- **Exercise instructions**
Select and reproduce each line of the listing below that bears the string "name".

***

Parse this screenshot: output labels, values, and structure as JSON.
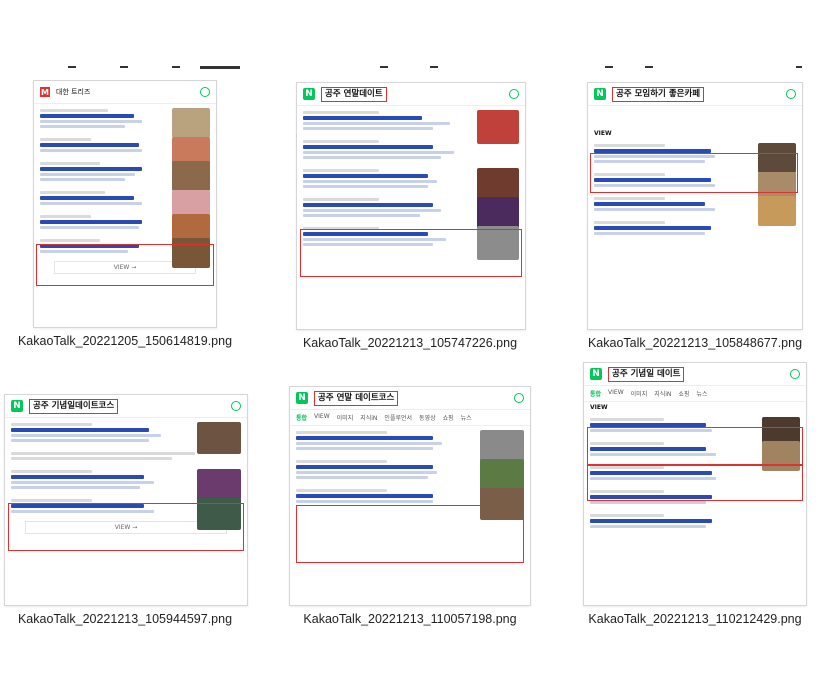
{
  "files": [
    {
      "name": "KakaoTalk_20221205_150614819.png",
      "query": "대한 트리즈",
      "header_style": "m"
    },
    {
      "name": "KakaoTalk_20221213_105747226.png",
      "query": "공주 연말데이트",
      "header_style": "n"
    },
    {
      "name": "KakaoTalk_20221213_105848677.png",
      "query": "공주 모임하기 좋은카페",
      "header_style": "n"
    },
    {
      "name": "KakaoTalk_20221213_105944597.png",
      "query": "공주 기념일데이트코스",
      "header_style": "n"
    },
    {
      "name": "KakaoTalk_20221213_110057198.png",
      "query": "공주 연말 데이트코스",
      "header_style": "n"
    },
    {
      "name": "KakaoTalk_20221213_110212429.png",
      "query": "공주 기념일 데이트",
      "header_style": "n"
    }
  ],
  "colors": {
    "naver_green": "#03c75a",
    "highlight_red": "#e03131",
    "title_blue": "#2a4bb5"
  },
  "icons": {
    "naver": "N",
    "search": "search-icon"
  }
}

***

- **Result of this exercise**
      "name": "KakaoTalk_20221205_150614819.png",
      "name": "KakaoTalk_20221213_105747226.png",
      "name": "KakaoTalk_20221213_105848677.png",
      "name": "KakaoTalk_20221213_105944597.png",
      "name": "KakaoTalk_20221213_110057198.png",
      "name": "KakaoTalk_20221213_110212429.png",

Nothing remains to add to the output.